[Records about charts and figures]
+===+

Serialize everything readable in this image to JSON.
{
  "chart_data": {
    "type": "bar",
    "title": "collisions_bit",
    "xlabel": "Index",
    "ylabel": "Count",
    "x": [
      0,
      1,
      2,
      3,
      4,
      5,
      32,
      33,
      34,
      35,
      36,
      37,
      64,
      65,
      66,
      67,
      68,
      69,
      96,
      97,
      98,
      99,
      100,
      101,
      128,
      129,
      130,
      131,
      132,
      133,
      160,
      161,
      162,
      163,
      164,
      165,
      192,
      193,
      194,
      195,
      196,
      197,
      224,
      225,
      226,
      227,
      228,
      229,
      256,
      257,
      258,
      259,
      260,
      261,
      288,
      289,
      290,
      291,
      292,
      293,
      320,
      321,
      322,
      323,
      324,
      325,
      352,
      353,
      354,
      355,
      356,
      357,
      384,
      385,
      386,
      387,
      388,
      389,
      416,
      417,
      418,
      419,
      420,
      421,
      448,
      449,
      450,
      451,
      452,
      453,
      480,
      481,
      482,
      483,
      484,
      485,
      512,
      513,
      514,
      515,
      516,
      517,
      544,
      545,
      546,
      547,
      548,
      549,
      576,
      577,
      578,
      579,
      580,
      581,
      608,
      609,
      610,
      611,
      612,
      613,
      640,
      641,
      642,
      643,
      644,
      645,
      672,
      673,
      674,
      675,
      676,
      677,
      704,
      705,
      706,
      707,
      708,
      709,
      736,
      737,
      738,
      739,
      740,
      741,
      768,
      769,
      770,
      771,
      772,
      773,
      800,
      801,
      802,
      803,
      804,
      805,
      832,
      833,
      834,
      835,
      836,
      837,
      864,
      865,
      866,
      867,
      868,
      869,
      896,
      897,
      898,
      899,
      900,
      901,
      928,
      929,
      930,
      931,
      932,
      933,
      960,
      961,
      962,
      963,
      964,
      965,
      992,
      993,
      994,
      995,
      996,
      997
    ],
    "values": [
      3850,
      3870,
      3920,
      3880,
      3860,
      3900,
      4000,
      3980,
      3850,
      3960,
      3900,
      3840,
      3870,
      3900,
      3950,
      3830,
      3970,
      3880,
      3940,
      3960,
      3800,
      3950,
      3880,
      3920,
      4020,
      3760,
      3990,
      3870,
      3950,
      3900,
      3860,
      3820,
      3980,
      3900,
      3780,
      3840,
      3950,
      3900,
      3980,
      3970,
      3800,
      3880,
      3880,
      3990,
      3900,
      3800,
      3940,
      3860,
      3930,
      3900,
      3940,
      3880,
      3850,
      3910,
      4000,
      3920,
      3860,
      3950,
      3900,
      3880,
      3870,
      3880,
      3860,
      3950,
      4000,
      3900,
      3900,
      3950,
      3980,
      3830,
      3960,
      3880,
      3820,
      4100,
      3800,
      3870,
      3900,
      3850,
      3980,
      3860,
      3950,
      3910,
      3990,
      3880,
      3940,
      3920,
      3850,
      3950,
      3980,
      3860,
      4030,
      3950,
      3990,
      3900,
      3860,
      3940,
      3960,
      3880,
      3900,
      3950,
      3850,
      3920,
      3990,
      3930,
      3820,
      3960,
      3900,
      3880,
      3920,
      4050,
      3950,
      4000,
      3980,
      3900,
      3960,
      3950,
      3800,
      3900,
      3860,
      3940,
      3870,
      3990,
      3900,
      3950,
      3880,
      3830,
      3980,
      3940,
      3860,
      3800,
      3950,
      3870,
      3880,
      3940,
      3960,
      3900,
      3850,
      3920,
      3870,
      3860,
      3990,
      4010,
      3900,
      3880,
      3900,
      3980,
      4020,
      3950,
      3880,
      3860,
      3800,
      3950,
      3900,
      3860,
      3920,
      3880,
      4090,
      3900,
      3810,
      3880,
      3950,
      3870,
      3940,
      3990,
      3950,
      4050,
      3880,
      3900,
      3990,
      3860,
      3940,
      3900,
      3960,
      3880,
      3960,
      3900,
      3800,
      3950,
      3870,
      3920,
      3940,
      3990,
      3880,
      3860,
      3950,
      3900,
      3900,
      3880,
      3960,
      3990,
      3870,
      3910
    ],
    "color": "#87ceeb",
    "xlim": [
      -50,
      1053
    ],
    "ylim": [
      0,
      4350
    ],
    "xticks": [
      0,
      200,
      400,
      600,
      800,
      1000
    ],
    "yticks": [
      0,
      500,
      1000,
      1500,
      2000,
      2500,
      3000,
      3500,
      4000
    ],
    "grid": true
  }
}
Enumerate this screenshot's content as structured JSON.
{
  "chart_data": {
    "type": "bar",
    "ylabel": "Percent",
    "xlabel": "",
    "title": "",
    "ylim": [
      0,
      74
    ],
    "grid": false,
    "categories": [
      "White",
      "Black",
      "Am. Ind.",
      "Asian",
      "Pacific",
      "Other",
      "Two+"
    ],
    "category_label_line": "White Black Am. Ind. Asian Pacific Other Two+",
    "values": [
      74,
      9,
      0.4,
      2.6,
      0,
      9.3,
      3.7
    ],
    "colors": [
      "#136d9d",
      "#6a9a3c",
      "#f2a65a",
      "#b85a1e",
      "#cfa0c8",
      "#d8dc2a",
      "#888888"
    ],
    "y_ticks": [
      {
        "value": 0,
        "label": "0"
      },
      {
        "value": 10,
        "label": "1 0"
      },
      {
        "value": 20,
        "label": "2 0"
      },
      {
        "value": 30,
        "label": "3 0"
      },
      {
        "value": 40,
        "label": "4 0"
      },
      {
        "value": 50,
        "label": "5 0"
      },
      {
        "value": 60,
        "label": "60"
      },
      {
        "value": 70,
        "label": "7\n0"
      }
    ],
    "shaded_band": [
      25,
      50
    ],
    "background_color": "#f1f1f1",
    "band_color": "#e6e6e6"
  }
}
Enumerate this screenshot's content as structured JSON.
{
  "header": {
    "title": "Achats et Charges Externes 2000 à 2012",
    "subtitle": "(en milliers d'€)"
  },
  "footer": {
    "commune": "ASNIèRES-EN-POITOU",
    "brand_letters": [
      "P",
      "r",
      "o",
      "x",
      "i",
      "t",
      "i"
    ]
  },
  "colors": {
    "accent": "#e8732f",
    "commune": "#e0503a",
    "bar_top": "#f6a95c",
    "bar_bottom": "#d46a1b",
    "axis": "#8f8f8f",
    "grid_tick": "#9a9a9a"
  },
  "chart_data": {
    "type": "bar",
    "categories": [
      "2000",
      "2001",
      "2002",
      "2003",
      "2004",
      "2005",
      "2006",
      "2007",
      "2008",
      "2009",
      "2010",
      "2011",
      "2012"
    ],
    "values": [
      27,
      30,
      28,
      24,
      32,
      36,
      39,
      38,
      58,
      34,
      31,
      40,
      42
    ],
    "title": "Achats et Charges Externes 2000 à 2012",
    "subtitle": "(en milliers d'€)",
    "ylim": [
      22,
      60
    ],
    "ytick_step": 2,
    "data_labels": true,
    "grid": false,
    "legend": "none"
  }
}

+===+

INSTRUCTIONS FOR THE TASK. Here, the records must be output exactly and in full.

RESULT FOR THIS TASK.
Serialize everything readable in this image to JSON.
{
  "chart_data": {
    "type": "bar",
    "title": "collisions_bit",
    "xlabel": "Index",
    "ylabel": "Count",
    "x": [
      0,
      1,
      2,
      3,
      4,
      5,
      32,
      33,
      34,
      35,
      36,
      37,
      64,
      65,
      66,
      67,
      68,
      69,
      96,
      97,
      98,
      99,
      100,
      101,
      128,
      129,
      130,
      131,
      132,
      133,
      160,
      161,
      162,
      163,
      164,
      165,
      192,
      193,
      194,
      195,
      196,
      197,
      224,
      225,
      226,
      227,
      228,
      229,
      256,
      257,
      258,
      259,
      260,
      261,
      288,
      289,
      290,
      291,
      292,
      293,
      320,
      321,
      322,
      323,
      324,
      325,
      352,
      353,
      354,
      355,
      356,
      357,
      384,
      385,
      386,
      387,
      388,
      389,
      416,
      417,
      418,
      419,
      420,
      421,
      448,
      449,
      450,
      451,
      452,
      453,
      480,
      481,
      482,
      483,
      484,
      485,
      512,
      513,
      514,
      515,
      516,
      517,
      544,
      545,
      546,
      547,
      548,
      549,
      576,
      577,
      578,
      579,
      580,
      581,
      608,
      609,
      610,
      611,
      612,
      613,
      640,
      641,
      642,
      643,
      644,
      645,
      672,
      673,
      674,
      675,
      676,
      677,
      704,
      705,
      706,
      707,
      708,
      709,
      736,
      737,
      738,
      739,
      740,
      741,
      768,
      769,
      770,
      771,
      772,
      773,
      800,
      801,
      802,
      803,
      804,
      805,
      832,
      833,
      834,
      835,
      836,
      837,
      864,
      865,
      866,
      867,
      868,
      869,
      896,
      897,
      898,
      899,
      900,
      901,
      928,
      929,
      930,
      931,
      932,
      933,
      960,
      961,
      962,
      963,
      964,
      965,
      992,
      993,
      994,
      995,
      996,
      997
    ],
    "values": [
      3850,
      3870,
      3920,
      3880,
      3860,
      3900,
      4000,
      3980,
      3850,
      3960,
      3900,
      3840,
      3870,
      3900,
      3950,
      3830,
      3970,
      3880,
      3940,
      3960,
      3800,
      3950,
      3880,
      3920,
      4020,
      3760,
      3990,
      3870,
      3950,
      3900,
      3860,
      3820,
      3980,
      3900,
      3780,
      3840,
      3950,
      3900,
      3980,
      3970,
      3800,
      3880,
      3880,
      3990,
      3900,
      3800,
      3940,
      3860,
      3930,
      3900,
      3940,
      3880,
      3850,
      3910,
      4000,
      3920,
      3860,
      3950,
      3900,
      3880,
      3870,
      3880,
      3860,
      3950,
      4000,
      3900,
      3900,
      3950,
      3980,
      3830,
      3960,
      3880,
      3820,
      4100,
      3800,
      3870,
      3900,
      3850,
      3980,
      3860,
      3950,
      3910,
      3990,
      3880,
      3940,
      3920,
      3850,
      3950,
      3980,
      3860,
      4030,
      3950,
      3990,
      3900,
      3860,
      3940,
      3960,
      3880,
      3900,
      3950,
      3850,
      3920,
      3990,
      3930,
      3820,
      3960,
      3900,
      3880,
      3920,
      4050,
      3950,
      4000,
      3980,
      3900,
      3960,
      3950,
      3800,
      3900,
      3860,
      3940,
      3870,
      3990,
      3900,
      3950,
      3880,
      3830,
      3980,
      3940,
      3860,
      3800,
      3950,
      3870,
      3880,
      3940,
      3960,
      3900,
      3850,
      3920,
      3870,
      3860,
      3990,
      4010,
      3900,
      3880,
      3900,
      3980,
      4020,
      3950,
      3880,
      3860,
      3800,
      3950,
      3900,
      3860,
      3920,
      3880,
      4090,
      3900,
      3810,
      3880,
      3950,
      3870,
      3940,
      3990,
      3950,
      4050,
      3880,
      3900,
      3990,
      3860,
      3940,
      3900,
      3960,
      3880,
      3960,
      3900,
      3800,
      3950,
      3870,
      3920,
      3940,
      3990,
      3880,
      3860,
      3950,
      3900,
      3900,
      3880,
      3960,
      3990,
      3870,
      3910
    ],
    "color": "#87ceeb",
    "xlim": [
      -50,
      1053
    ],
    "ylim": [
      0,
      4350
    ],
    "xticks": [
      0,
      200,
      400,
      600,
      800,
      1000
    ],
    "yticks": [
      0,
      500,
      1000,
      1500,
      2000,
      2500,
      3000,
      3500,
      4000
    ],
    "grid": true
  }
}
Enumerate this screenshot's content as structured JSON.
{
  "chart_data": {
    "type": "bar",
    "ylabel": "Percent",
    "xlabel": "",
    "title": "",
    "ylim": [
      0,
      74
    ],
    "grid": false,
    "categories": [
      "White",
      "Black",
      "Am. Ind.",
      "Asian",
      "Pacific",
      "Other",
      "Two+"
    ],
    "category_label_line": "White Black Am. Ind. Asian Pacific Other Two+",
    "values": [
      74,
      9,
      0.4,
      2.6,
      0,
      9.3,
      3.7
    ],
    "colors": [
      "#136d9d",
      "#6a9a3c",
      "#f2a65a",
      "#b85a1e",
      "#cfa0c8",
      "#d8dc2a",
      "#888888"
    ],
    "y_ticks": [
      {
        "value": 0,
        "label": "0"
      },
      {
        "value": 10,
        "label": "1 0"
      },
      {
        "value": 20,
        "label": "2 0"
      },
      {
        "value": 30,
        "label": "3 0"
      },
      {
        "value": 40,
        "label": "4 0"
      },
      {
        "value": 50,
        "label": "5 0"
      },
      {
        "value": 60,
        "label": "60"
      },
      {
        "value": 70,
        "label": "7\n0"
      }
    ],
    "shaded_band": [
      25,
      50
    ],
    "background_color": "#f1f1f1",
    "band_color": "#e6e6e6"
  }
}
Enumerate this screenshot's content as structured JSON.
{
  "header": {
    "title": "Achats et Charges Externes 2000 à 2012",
    "subtitle": "(en milliers d'€)"
  },
  "footer": {
    "commune": "ASNIèRES-EN-POITOU",
    "brand_letters": [
      "P",
      "r",
      "o",
      "x",
      "i",
      "t",
      "i"
    ]
  },
  "colors": {
    "accent": "#e8732f",
    "commune": "#e0503a",
    "bar_top": "#f6a95c",
    "bar_bottom": "#d46a1b",
    "axis": "#8f8f8f",
    "grid_tick": "#9a9a9a"
  },
  "chart_data": {
    "type": "bar",
    "categories": [
      "2000",
      "2001",
      "2002",
      "2003",
      "2004",
      "2005",
      "2006",
      "2007",
      "2008",
      "2009",
      "2010",
      "2011",
      "2012"
    ],
    "values": [
      27,
      30,
      28,
      24,
      32,
      36,
      39,
      38,
      58,
      34,
      31,
      40,
      42
    ],
    "title": "Achats et Charges Externes 2000 à 2012",
    "subtitle": "(en milliers d'€)",
    "ylim": [
      22,
      60
    ],
    "ytick_step": 2,
    "data_labels": true,
    "grid": false,
    "legend": "none"
  }
}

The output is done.